[Dataset rows]:

## Start

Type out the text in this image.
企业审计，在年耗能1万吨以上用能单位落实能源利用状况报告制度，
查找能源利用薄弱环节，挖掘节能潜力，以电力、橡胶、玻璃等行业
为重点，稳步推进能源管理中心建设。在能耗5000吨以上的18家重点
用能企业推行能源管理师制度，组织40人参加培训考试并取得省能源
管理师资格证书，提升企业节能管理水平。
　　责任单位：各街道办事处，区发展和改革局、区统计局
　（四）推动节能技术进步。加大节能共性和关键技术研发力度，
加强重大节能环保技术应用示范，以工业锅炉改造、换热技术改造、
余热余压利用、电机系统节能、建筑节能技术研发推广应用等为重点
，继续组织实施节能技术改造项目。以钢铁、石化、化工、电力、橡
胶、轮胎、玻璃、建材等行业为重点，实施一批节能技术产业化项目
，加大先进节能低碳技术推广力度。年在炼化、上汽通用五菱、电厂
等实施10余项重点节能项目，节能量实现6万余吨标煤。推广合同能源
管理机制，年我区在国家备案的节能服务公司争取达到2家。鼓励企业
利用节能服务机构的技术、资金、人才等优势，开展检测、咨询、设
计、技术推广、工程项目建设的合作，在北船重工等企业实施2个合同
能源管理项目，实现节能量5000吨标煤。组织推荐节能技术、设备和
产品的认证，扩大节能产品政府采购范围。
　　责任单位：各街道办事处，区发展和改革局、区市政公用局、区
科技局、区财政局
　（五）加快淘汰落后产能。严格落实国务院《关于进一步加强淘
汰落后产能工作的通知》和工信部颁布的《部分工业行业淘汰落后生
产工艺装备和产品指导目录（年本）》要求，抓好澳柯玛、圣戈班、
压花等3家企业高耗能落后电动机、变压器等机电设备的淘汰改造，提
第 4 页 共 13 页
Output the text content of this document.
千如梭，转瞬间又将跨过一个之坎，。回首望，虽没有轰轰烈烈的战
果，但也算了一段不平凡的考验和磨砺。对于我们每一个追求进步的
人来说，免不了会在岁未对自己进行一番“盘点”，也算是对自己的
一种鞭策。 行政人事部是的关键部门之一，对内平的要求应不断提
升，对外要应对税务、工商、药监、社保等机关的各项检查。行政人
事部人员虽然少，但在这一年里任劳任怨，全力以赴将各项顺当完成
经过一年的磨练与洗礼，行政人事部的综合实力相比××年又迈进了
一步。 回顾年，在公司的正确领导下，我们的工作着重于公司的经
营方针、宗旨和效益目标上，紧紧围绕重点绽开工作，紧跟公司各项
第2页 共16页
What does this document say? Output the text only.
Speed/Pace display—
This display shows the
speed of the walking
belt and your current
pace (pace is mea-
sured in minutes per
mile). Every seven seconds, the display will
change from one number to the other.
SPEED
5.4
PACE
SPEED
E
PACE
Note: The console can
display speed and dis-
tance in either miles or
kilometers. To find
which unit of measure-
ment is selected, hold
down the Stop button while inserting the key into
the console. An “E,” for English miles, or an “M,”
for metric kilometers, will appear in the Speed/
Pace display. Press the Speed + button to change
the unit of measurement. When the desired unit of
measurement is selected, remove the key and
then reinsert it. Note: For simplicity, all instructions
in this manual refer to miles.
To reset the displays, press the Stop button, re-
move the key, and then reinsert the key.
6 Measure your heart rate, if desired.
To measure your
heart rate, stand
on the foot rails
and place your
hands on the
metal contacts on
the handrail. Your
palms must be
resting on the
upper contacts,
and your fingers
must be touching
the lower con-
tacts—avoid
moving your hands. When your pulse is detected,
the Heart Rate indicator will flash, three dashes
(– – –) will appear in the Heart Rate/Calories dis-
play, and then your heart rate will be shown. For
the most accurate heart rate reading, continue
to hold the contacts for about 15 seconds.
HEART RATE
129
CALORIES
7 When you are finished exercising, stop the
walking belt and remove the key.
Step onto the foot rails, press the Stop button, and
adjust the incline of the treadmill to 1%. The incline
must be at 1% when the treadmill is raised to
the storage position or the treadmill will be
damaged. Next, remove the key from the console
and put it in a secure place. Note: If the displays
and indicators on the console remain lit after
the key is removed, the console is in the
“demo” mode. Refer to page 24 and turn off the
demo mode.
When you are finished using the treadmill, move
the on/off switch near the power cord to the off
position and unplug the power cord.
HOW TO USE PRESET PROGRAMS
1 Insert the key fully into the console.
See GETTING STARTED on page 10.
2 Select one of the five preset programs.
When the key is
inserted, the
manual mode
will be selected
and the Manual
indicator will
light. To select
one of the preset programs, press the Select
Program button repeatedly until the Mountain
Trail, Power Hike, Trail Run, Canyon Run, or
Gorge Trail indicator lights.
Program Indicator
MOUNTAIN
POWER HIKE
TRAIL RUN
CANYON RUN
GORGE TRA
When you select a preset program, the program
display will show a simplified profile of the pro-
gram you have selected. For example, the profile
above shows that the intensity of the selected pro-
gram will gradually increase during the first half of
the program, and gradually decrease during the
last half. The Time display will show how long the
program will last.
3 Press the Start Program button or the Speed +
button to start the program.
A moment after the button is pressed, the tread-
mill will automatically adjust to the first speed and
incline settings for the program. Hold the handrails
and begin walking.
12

## End

[Exercise description]: Whenever "unit" turns up in a line, pick that line out.

[Task result]:
which unit of measure-
the unit of measurement. When the desired unit of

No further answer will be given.